Défis:
1. Pouvez-vous réécrire plus brièvement le paragraphe de l'extrait qui commence par « Le 01 octobre 2018 », en conservant ses faits principaux ?
2. Pouvez-vous reprendre le passage de l'extrait qui commence aux mots « Suivant exploit du » et s'arrête après « de procédure civile. », en renommant « tribunal de grande instance » en « tribunal judiciaire » ?

Extrait à lire:
----

Le 01 octobre 2018, la banque a fait signifier un nouveau procès-verbal de conversion, venant en régularisation du précédent comportant une erreur matérielle dans son décompte, pour avoir paiement de la somme de « 2.592.707,50 euros ».
Suivant exploit du 30 août 2018, M. T. a fait assigner la banque par devant le juge de l'exécution du tribunal de grande instance de Tarbes en nullité du « commandement de payer ».
Par jugement du 13 mai 2019, le juge de l'exécution a :
- déclaré irrecevable M. T. en sa demande tendant à voir constater l'intervention d'une compensation
- débouter M. T. du surplus de ses demandes
- dit que l'acte de conversion en saisie-vente avec commandement de payer signifier le 01 août 2018 à M. T. en exécution du jugement rendu le 11 janvier 2018 par le tribunal de grande instance de Tarbes est valide à concurrence du décompte des sommes figurant à l'acte de conversion avec commandement de payer venant en régularisation signifié à M. T. le 01 octobre 2018
- condamné M. T. aux dépens et au paiement d'une indemnité de 1.000 euros sur le fondement de l'article 700 du code de procédure civile.

----

Données fournies:
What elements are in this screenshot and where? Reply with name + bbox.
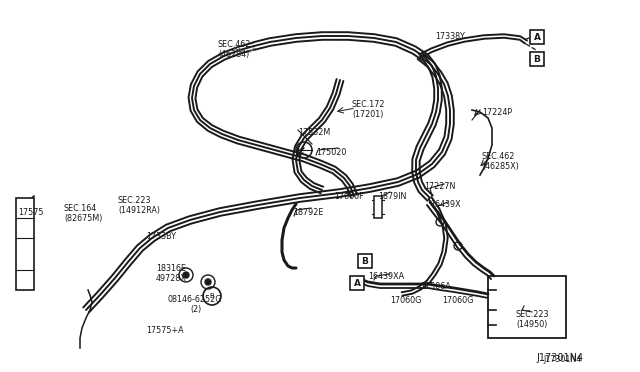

----

Réponses:
1. Le 01 octobre 2018, la banque a fait signifier un nouveau procès-verbal de conversion, qui corrigeait une erreur matérielle de décompte du précédent, afin d'obtenir le paiement de 2.592.707,50 euros.

2.
Suivant exploit du 30 août 2018, M. T. a fait assigner la banque par devant le juge de l'exécution du tribunal judiciaire de Tarbes en nullité du « commandement de payer ».
Par jugement du 13 mai 2019, le juge de l'exécution a :
- déclaré irrecevable M. T. en sa demande tendant à voir constater l'intervention d'une compensation
- débouter M. T. du surplus de ses demandes
- dit que l'acte de conversion en saisie-vente avec commandement de payer signifier le 01 août 2018 à M. T. en exécution du jugement rendu le 11 janvier 2018 par le tribunal judiciaire de Tarbes est valide à concurrence du décompte des sommes figurant à l'acte de conversion avec commandement de payer venant en régularisation signifié à M. T. le 01 octobre 2018
- condamné M. T. aux dépens et au paiement d'une indemnité de 1.000 euros sur le fondement de l'article 700 du code de procédure civile.